*EXERCISE*. Pull every line with the word "time" out of the entries below.

*MATERIAL FOR THIS TASK*.
"""

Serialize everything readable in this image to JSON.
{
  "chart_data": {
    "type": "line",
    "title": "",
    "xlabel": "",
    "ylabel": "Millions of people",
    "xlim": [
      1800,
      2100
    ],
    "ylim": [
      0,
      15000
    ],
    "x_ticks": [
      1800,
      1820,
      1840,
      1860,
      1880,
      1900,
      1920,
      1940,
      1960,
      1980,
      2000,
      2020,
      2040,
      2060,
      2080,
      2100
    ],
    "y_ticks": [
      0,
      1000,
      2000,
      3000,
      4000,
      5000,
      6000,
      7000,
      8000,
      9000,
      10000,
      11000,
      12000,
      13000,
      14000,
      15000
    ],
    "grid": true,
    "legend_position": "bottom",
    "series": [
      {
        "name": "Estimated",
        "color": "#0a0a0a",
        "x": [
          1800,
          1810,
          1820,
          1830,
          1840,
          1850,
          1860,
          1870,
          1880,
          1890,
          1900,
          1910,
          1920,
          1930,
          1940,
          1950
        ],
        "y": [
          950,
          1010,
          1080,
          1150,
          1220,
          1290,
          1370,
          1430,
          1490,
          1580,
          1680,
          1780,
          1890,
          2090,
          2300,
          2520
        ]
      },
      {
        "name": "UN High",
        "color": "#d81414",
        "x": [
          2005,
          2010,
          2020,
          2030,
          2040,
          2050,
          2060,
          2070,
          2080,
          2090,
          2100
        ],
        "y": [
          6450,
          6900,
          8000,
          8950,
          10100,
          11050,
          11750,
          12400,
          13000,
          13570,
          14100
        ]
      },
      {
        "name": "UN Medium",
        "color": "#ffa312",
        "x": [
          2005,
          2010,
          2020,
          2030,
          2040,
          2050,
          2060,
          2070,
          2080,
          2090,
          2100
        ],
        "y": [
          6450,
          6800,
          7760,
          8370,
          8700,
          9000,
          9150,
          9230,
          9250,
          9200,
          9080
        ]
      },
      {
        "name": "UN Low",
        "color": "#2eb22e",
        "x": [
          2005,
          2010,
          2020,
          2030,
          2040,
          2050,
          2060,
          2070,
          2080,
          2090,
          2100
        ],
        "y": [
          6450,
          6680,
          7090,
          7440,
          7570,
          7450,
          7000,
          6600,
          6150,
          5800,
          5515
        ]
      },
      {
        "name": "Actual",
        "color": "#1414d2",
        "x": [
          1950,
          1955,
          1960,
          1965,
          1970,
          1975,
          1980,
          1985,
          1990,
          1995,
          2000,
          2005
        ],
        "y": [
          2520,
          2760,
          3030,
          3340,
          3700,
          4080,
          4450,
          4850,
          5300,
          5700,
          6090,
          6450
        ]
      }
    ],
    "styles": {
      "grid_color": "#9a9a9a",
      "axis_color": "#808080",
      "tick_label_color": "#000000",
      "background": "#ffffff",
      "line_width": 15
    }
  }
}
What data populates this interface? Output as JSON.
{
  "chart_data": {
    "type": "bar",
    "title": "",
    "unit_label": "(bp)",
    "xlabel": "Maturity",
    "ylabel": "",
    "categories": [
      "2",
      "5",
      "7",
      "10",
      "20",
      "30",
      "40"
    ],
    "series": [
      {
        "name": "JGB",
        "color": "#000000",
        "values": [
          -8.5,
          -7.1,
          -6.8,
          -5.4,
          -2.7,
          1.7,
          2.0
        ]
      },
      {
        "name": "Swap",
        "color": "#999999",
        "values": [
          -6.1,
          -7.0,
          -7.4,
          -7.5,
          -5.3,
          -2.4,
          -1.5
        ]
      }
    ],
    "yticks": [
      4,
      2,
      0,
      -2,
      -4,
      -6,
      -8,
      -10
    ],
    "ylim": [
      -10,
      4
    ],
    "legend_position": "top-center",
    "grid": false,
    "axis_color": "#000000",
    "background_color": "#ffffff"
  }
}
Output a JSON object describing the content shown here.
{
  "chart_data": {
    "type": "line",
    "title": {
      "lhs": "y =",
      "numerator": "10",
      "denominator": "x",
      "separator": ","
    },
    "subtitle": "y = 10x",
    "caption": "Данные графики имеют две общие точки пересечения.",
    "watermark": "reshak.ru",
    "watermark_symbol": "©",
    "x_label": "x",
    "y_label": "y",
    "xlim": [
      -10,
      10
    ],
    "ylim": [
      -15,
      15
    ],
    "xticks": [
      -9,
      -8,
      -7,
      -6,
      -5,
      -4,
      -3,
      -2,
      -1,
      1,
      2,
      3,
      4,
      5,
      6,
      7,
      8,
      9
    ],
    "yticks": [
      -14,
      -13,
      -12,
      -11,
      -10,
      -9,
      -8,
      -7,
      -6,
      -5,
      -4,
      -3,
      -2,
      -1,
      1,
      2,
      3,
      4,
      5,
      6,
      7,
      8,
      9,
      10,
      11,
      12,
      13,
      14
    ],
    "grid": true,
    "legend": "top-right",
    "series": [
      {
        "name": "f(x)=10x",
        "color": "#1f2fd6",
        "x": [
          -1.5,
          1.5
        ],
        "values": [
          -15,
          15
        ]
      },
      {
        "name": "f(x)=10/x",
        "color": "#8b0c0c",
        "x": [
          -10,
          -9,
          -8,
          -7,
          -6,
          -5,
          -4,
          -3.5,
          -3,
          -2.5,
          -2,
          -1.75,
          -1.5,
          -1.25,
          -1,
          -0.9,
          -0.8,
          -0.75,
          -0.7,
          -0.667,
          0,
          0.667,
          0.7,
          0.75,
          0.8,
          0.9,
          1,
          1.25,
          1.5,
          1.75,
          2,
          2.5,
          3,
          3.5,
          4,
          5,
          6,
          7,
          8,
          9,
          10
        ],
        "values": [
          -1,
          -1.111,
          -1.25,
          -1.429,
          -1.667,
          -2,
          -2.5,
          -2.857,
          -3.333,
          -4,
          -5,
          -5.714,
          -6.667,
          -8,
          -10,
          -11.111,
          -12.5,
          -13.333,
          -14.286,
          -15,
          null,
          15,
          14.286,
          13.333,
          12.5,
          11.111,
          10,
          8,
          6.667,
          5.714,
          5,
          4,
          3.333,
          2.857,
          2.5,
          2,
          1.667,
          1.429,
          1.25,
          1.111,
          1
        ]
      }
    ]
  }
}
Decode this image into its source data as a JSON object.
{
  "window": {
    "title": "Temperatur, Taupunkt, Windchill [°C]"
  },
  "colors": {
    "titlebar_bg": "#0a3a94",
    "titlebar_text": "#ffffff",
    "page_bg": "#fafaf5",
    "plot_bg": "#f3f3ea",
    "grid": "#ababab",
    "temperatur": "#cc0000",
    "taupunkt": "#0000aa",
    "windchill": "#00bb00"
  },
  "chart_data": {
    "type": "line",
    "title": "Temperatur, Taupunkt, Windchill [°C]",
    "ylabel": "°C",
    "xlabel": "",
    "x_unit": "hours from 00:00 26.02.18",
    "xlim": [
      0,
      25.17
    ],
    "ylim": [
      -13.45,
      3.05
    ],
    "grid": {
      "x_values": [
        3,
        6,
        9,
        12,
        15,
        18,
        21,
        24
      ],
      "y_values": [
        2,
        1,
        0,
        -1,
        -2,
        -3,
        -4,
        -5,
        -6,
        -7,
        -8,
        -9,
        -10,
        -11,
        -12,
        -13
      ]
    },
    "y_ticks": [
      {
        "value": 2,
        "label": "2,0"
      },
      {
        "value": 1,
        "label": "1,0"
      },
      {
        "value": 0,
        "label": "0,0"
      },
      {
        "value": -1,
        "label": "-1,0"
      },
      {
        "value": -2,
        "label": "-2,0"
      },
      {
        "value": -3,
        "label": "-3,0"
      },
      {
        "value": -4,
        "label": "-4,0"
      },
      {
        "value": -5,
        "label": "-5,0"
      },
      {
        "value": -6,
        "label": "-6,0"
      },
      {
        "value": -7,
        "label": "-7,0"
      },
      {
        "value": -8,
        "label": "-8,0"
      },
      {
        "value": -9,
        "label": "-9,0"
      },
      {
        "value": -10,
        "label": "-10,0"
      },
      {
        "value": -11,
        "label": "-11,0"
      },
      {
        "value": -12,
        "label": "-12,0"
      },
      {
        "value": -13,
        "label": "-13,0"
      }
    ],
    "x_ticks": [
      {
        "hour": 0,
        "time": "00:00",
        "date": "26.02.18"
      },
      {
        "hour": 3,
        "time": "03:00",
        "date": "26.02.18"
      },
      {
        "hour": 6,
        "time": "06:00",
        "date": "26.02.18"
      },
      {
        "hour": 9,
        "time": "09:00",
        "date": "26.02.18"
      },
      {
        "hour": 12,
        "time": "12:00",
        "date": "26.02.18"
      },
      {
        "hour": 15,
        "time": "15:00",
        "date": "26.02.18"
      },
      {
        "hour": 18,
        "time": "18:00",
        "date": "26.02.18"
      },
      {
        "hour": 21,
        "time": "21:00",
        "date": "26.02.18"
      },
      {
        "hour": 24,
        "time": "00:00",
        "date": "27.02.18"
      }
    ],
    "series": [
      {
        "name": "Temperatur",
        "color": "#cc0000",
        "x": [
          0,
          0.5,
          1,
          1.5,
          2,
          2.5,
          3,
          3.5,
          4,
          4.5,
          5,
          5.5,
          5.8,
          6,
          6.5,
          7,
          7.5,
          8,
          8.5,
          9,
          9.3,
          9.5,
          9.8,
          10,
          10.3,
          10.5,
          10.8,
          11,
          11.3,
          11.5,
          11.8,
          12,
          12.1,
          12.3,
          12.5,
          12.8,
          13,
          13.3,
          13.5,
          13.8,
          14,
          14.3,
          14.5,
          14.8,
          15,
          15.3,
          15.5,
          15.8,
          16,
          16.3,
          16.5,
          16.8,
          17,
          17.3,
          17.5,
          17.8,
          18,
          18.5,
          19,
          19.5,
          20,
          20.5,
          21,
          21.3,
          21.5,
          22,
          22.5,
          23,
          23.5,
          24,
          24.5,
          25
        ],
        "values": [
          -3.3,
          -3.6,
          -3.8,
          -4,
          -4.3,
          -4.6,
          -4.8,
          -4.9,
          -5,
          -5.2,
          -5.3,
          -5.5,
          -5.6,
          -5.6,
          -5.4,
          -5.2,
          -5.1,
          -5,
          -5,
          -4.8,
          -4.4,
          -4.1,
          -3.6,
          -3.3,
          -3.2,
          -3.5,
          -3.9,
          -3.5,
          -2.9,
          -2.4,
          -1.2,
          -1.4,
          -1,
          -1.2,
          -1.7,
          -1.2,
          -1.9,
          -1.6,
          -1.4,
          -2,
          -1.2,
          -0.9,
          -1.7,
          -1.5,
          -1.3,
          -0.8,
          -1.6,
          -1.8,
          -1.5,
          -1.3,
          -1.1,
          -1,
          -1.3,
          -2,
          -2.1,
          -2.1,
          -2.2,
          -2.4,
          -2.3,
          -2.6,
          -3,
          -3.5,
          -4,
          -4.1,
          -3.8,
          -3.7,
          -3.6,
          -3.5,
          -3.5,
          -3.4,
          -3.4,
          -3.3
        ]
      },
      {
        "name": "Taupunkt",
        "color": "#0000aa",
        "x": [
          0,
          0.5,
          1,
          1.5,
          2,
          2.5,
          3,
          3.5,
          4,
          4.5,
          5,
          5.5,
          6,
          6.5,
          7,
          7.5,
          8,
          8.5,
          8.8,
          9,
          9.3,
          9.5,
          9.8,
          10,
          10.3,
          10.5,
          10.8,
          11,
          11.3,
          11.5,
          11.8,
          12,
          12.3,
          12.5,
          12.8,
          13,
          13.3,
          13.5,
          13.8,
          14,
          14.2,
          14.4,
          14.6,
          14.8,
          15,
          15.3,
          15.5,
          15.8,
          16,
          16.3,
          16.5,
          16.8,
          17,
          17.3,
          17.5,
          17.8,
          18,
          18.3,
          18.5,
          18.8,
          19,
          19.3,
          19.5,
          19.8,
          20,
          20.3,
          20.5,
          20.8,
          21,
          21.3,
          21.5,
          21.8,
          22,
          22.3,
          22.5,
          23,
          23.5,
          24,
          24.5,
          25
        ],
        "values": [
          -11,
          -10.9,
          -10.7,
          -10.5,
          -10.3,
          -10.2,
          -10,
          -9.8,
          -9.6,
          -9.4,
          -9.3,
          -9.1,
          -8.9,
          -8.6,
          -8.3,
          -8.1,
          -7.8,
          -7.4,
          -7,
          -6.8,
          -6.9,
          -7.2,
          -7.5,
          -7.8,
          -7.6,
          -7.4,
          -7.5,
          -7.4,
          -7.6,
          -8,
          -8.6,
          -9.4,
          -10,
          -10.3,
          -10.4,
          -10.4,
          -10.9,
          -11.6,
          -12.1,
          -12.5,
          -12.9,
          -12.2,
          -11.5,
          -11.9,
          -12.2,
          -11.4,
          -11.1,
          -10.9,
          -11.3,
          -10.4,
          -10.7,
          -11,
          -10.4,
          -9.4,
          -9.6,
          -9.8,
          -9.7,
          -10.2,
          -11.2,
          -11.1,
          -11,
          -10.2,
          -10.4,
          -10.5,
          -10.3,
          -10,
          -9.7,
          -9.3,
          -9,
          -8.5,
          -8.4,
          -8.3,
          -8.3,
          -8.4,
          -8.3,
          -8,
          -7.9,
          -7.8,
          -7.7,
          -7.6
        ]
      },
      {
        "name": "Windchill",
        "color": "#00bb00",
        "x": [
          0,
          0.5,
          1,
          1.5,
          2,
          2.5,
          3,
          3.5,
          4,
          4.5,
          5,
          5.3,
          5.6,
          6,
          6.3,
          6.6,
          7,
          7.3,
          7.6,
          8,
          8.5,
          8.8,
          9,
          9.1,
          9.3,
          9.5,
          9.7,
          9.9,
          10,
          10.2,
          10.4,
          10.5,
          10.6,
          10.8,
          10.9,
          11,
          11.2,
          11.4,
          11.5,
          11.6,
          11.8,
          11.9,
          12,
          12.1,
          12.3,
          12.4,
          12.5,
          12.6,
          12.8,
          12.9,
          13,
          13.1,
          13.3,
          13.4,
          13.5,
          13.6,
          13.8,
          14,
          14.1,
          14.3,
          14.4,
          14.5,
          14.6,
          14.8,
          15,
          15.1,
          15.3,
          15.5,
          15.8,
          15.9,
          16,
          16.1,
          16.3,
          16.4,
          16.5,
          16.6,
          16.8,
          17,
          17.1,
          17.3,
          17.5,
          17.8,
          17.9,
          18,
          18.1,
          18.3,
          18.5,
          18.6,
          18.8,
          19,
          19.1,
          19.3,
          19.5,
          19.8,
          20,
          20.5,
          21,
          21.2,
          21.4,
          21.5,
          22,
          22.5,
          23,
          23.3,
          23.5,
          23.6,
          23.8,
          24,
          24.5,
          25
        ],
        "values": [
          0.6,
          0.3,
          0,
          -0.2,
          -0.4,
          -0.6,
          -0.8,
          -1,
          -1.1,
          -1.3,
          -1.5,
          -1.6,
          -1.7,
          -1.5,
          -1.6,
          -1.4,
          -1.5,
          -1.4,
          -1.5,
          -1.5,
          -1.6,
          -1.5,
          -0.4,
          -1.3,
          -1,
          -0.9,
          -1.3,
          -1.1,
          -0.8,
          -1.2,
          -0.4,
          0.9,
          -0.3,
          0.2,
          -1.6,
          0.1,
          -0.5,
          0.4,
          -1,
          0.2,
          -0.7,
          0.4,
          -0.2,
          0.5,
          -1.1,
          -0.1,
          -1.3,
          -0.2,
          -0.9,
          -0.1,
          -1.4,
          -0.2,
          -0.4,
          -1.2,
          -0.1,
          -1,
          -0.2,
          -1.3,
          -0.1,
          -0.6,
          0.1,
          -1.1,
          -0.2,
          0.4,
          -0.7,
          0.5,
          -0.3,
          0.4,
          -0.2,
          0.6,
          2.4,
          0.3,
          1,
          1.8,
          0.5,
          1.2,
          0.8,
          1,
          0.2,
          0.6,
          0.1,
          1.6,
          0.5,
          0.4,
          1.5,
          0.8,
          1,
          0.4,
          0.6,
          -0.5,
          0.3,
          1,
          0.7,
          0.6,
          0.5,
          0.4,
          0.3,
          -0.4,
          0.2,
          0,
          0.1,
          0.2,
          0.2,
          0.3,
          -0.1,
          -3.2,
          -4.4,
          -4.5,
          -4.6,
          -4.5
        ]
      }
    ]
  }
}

"""

*FULL ANSWER*.
        "time": "00:00",
        "time": "03:00",
        "time": "06:00",
        "time": "09:00",
        "time": "12:00",
        "time": "15:00",
        "time": "18:00",
        "time": "21:00",
        "time": "00:00",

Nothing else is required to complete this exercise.